Provided information
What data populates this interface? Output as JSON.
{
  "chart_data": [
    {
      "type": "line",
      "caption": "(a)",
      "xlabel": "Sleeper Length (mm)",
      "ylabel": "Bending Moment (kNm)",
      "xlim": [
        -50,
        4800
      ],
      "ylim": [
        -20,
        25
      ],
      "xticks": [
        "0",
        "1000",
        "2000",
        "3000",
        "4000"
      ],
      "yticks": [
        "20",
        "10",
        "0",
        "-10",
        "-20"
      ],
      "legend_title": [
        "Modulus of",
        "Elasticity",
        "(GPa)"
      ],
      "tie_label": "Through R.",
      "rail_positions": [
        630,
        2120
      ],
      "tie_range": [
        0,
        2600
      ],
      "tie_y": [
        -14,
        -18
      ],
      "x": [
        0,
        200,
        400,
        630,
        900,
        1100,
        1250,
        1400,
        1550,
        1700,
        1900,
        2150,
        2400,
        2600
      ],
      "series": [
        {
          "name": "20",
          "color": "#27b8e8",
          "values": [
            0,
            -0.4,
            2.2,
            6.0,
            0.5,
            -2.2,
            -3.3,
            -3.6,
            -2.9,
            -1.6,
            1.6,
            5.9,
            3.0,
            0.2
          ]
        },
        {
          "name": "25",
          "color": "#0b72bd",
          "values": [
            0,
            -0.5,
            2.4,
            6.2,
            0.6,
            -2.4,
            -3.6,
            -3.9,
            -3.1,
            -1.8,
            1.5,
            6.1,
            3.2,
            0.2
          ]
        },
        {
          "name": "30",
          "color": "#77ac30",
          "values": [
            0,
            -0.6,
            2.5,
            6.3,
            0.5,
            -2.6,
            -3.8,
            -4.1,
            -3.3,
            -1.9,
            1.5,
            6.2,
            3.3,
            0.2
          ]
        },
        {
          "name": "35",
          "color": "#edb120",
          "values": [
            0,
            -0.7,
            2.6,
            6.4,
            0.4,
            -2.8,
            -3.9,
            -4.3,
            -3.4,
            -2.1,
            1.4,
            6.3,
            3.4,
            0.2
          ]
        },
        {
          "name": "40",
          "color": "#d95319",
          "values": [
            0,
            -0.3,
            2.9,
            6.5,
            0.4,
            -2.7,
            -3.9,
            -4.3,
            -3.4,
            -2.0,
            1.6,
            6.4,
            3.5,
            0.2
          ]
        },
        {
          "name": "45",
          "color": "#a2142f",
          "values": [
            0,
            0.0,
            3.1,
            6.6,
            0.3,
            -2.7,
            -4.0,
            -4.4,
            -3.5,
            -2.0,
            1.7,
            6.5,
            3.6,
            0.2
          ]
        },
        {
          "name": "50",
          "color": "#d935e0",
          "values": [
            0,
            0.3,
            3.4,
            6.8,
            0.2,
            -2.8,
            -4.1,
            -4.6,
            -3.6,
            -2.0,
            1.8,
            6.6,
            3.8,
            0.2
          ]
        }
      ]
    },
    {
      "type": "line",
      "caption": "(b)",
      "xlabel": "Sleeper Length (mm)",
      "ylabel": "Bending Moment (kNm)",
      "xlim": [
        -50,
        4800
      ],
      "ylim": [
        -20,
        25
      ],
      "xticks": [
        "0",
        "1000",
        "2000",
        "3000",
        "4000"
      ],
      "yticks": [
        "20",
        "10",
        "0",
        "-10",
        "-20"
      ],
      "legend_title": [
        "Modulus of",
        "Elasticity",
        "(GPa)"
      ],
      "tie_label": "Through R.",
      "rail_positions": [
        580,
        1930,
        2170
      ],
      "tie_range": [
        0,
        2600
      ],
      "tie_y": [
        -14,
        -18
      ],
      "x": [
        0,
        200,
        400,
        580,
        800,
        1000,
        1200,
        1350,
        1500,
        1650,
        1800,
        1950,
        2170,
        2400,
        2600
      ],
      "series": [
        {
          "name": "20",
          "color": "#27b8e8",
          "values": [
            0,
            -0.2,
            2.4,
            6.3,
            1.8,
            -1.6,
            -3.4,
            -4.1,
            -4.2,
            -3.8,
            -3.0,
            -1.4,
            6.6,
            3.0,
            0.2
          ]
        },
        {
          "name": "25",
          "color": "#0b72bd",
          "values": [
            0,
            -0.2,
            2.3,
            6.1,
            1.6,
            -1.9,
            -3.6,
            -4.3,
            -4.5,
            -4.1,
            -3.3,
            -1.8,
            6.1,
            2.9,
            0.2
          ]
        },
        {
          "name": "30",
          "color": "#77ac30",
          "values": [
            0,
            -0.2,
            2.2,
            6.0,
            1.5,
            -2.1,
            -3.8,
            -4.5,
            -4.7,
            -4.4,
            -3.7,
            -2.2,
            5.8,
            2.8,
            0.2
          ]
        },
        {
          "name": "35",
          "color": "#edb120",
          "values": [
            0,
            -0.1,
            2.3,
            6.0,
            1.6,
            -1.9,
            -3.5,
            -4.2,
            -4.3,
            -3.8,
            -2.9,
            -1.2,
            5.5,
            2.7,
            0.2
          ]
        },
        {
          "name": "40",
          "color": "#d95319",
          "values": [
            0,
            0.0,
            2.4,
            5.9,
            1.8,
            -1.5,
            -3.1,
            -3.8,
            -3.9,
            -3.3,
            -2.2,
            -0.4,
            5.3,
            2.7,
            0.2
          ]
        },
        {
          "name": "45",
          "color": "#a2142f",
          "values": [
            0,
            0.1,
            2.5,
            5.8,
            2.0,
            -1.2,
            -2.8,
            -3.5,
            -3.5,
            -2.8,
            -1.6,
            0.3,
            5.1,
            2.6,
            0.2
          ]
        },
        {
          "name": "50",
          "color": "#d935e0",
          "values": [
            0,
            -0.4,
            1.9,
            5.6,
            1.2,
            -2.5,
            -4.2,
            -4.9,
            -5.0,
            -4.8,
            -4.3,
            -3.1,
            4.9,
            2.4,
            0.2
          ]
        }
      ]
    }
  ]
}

Task to complete
Return all of the above records exactly, leaving no line out.

Solution for this problem
What data populates this interface? Output as JSON.
{
  "chart_data": [
    {
      "type": "line",
      "caption": "(a)",
      "xlabel": "Sleeper Length (mm)",
      "ylabel": "Bending Moment (kNm)",
      "xlim": [
        -50,
        4800
      ],
      "ylim": [
        -20,
        25
      ],
      "xticks": [
        "0",
        "1000",
        "2000",
        "3000",
        "4000"
      ],
      "yticks": [
        "20",
        "10",
        "0",
        "-10",
        "-20"
      ],
      "legend_title": [
        "Modulus of",
        "Elasticity",
        "(GPa)"
      ],
      "tie_label": "Through R.",
      "rail_positions": [
        630,
        2120
      ],
      "tie_range": [
        0,
        2600
      ],
      "tie_y": [
        -14,
        -18
      ],
      "x": [
        0,
        200,
        400,
        630,
        900,
        1100,
        1250,
        1400,
        1550,
        1700,
        1900,
        2150,
        2400,
        2600
      ],
      "series": [
        {
          "name": "20",
          "color": "#27b8e8",
          "values": [
            0,
            -0.4,
            2.2,
            6.0,
            0.5,
            -2.2,
            -3.3,
            -3.6,
            -2.9,
            -1.6,
            1.6,
            5.9,
            3.0,
            0.2
          ]
        },
        {
          "name": "25",
          "color": "#0b72bd",
          "values": [
            0,
            -0.5,
            2.4,
            6.2,
            0.6,
            -2.4,
            -3.6,
            -3.9,
            -3.1,
            -1.8,
            1.5,
            6.1,
            3.2,
            0.2
          ]
        },
        {
          "name": "30",
          "color": "#77ac30",
          "values": [
            0,
            -0.6,
            2.5,
            6.3,
            0.5,
            -2.6,
            -3.8,
            -4.1,
            -3.3,
            -1.9,
            1.5,
            6.2,
            3.3,
            0.2
          ]
        },
        {
          "name": "35",
          "color": "#edb120",
          "values": [
            0,
            -0.7,
            2.6,
            6.4,
            0.4,
            -2.8,
            -3.9,
            -4.3,
            -3.4,
            -2.1,
            1.4,
            6.3,
            3.4,
            0.2
          ]
        },
        {
          "name": "40",
          "color": "#d95319",
          "values": [
            0,
            -0.3,
            2.9,
            6.5,
            0.4,
            -2.7,
            -3.9,
            -4.3,
            -3.4,
            -2.0,
            1.6,
            6.4,
            3.5,
            0.2
          ]
        },
        {
          "name": "45",
          "color": "#a2142f",
          "values": [
            0,
            0.0,
            3.1,
            6.6,
            0.3,
            -2.7,
            -4.0,
            -4.4,
            -3.5,
            -2.0,
            1.7,
            6.5,
            3.6,
            0.2
          ]
        },
        {
          "name": "50",
          "color": "#d935e0",
          "values": [
            0,
            0.3,
            3.4,
            6.8,
            0.2,
            -2.8,
            -4.1,
            -4.6,
            -3.6,
            -2.0,
            1.8,
            6.6,
            3.8,
            0.2
          ]
        }
      ]
    },
    {
      "type": "line",
      "caption": "(b)",
      "xlabel": "Sleeper Length (mm)",
      "ylabel": "Bending Moment (kNm)",
      "xlim": [
        -50,
        4800
      ],
      "ylim": [
        -20,
        25
      ],
      "xticks": [
        "0",
        "1000",
        "2000",
        "3000",
        "4000"
      ],
      "yticks": [
        "20",
        "10",
        "0",
        "-10",
        "-20"
      ],
      "legend_title": [
        "Modulus of",
        "Elasticity",
        "(GPa)"
      ],
      "tie_label": "Through R.",
      "rail_positions": [
        580,
        1930,
        2170
      ],
      "tie_range": [
        0,
        2600
      ],
      "tie_y": [
        -14,
        -18
      ],
      "x": [
        0,
        200,
        400,
        580,
        800,
        1000,
        1200,
        1350,
        1500,
        1650,
        1800,
        1950,
        2170,
        2400,
        2600
      ],
      "series": [
        {
          "name": "20",
          "color": "#27b8e8",
          "values": [
            0,
            -0.2,
            2.4,
            6.3,
            1.8,
            -1.6,
            -3.4,
            -4.1,
            -4.2,
            -3.8,
            -3.0,
            -1.4,
            6.6,
            3.0,
            0.2
          ]
        },
        {
          "name": "25",
          "color": "#0b72bd",
          "values": [
            0,
            -0.2,
            2.3,
            6.1,
            1.6,
            -1.9,
            -3.6,
            -4.3,
            -4.5,
            -4.1,
            -3.3,
            -1.8,
            6.1,
            2.9,
            0.2
          ]
        },
        {
          "name": "30",
          "color": "#77ac30",
          "values": [
            0,
            -0.2,
            2.2,
            6.0,
            1.5,
            -2.1,
            -3.8,
            -4.5,
            -4.7,
            -4.4,
            -3.7,
            -2.2,
            5.8,
            2.8,
            0.2
          ]
        },
        {
          "name": "35",
          "color": "#edb120",
          "values": [
            0,
            -0.1,
            2.3,
            6.0,
            1.6,
            -1.9,
            -3.5,
            -4.2,
            -4.3,
            -3.8,
            -2.9,
            -1.2,
            5.5,
            2.7,
            0.2
          ]
        },
        {
          "name": "40",
          "color": "#d95319",
          "values": [
            0,
            0.0,
            2.4,
            5.9,
            1.8,
            -1.5,
            -3.1,
            -3.8,
            -3.9,
            -3.3,
            -2.2,
            -0.4,
            5.3,
            2.7,
            0.2
          ]
        },
        {
          "name": "45",
          "color": "#a2142f",
          "values": [
            0,
            0.1,
            2.5,
            5.8,
            2.0,
            -1.2,
            -2.8,
            -3.5,
            -3.5,
            -2.8,
            -1.6,
            0.3,
            5.1,
            2.6,
            0.2
          ]
        },
        {
          "name": "50",
          "color": "#d935e0",
          "values": [
            0,
            -0.4,
            1.9,
            5.6,
            1.2,
            -2.5,
            -4.2,
            -4.9,
            -5.0,
            -4.8,
            -4.3,
            -3.1,
            4.9,
            2.4,
            0.2
          ]
        }
      ]
    }
  ]
}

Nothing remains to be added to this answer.